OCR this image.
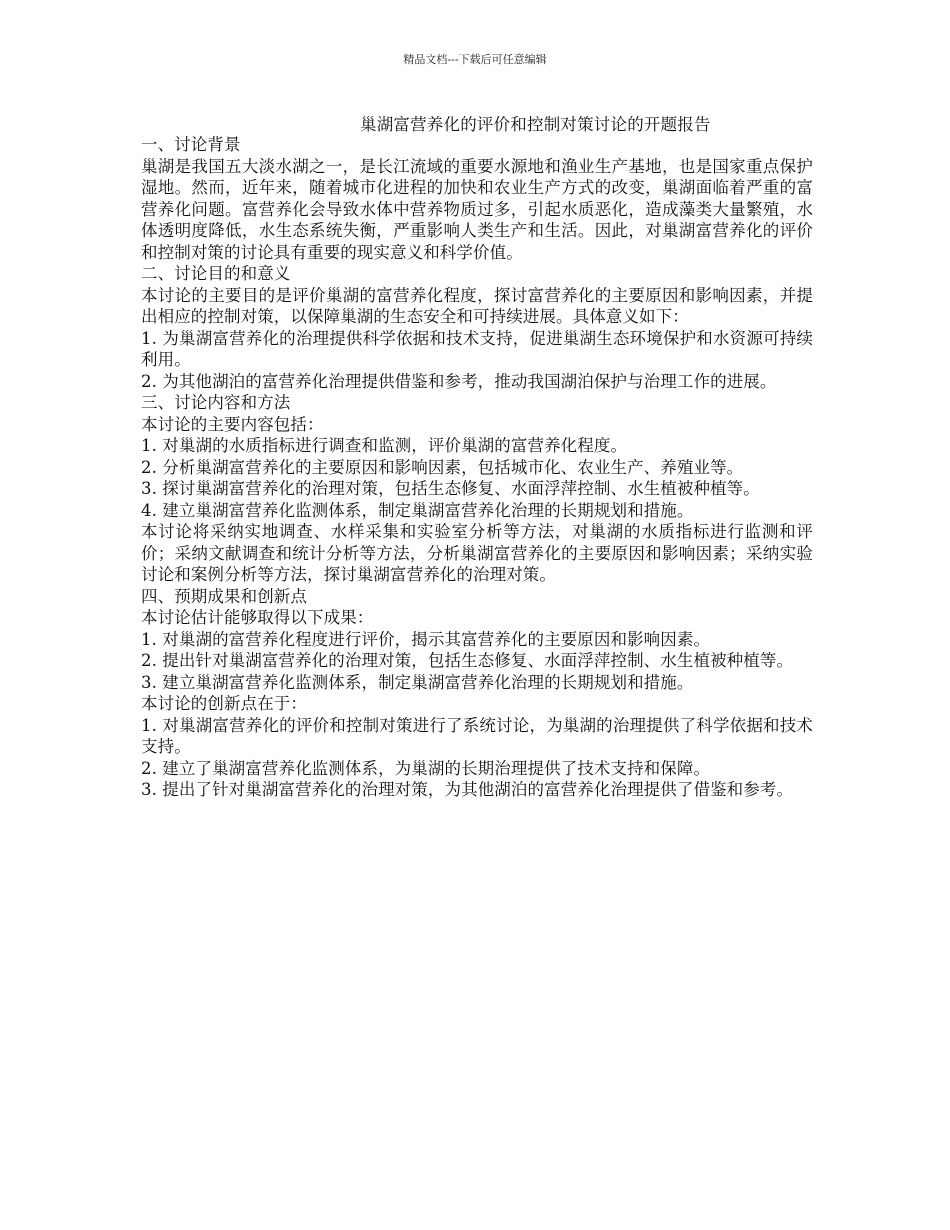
精品文档---下载后可任意编辑
巢湖富营养化的评价和控制对策讨论的开题报告

一、讨论背景

巢湖是我国五大淡水湖之一，是长江流域的重要水源地和渔业生产基地，也是国家重点保护湿地。然而，近年来，随着城市化进程的加快和农业生产方式的改变，巢湖面临着严重的富营养化问题。富营养化会导致水体中营养物质过多，引起水质恶化，造成藻类大量繁殖，水体透明度降低，水生态系统失衡，严重影响人类生产和生活。因此，对巢湖富营养化的评价和控制对策的讨论具有重要的现实意义和科学价值。

二、讨论目的和意义

本讨论的主要目的是评价巢湖的富营养化程度，探讨富营养化的主要原因和影响因素，并提出相应的控制对策，以保障巢湖的生态安全和可持续进展。具体意义如下：

1. 为巢湖富营养化的治理提供科学依据和技术支持，促进巢湖生态环境保护和水资源可持续利用。

2. 为其他湖泊的富营养化治理提供借鉴和参考，推动我国湖泊保护与治理工作的进展。

三、讨论内容和方法

本讨论的主要内容包括：

1. 对巢湖的水质指标进行调查和监测，评价巢湖的富营养化程度。

2. 分析巢湖富营养化的主要原因和影响因素，包括城市化、农业生产、养殖业等。

3. 探讨巢湖富营养化的治理对策，包括生态修复、水面浮萍控制、水生植被种植等。

4. 建立巢湖富营养化监测体系，制定巢湖富营养化治理的长期规划和措施。

本讨论将采纳实地调查、水样采集和实验室分析等方法，对巢湖的水质指标进行监测和评价；采纳文献调查和统计分析等方法，分析巢湖富营养化的主要原因和影响因素；采纳实验讨论和案例分析等方法，探讨巢湖富营养化的治理对策。

四、预期成果和创新点

本讨论估计能够取得以下成果：

1. 对巢湖的富营养化程度进行评价，揭示其富营养化的主要原因和影响因素。

2. 提出针对巢湖富营养化的治理对策，包括生态修复、水面浮萍控制、水生植被种植等。

3. 建立巢湖富营养化监测体系，制定巢湖富营养化治理的长期规划和措施。

本讨论的创新点在于：

1. 对巢湖富营养化的评价和控制对策进行了系统讨论，为巢湖的治理提供了科学依据和技术支持。

2. 建立了巢湖富营养化监测体系，为巢湖的长期治理提供了技术支持和保障。

3. 提出了针对巢湖富营养化的治理对策，为其他湖泊的富营养化治理提供了借鉴和参考。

#### [Short task]
Using the listing above, gather each line that holds the string "分析巢湖富营养化的主要原因和影响因素" and copy it.

#### [Reply]
2. 分析巢湖富营养化的主要原因和影响因素，包括城市化、农业生产、养殖业等。
本讨论将采纳实地调查、水样采集和实验室分析等方法，对巢湖的水质指标进行监测和评价；采纳文献调查和统计分析等方法，分析巢湖富营养化的主要原因和影响因素；采纳实验讨论和案例分析等方法，探讨巢湖富营养化的治理对策。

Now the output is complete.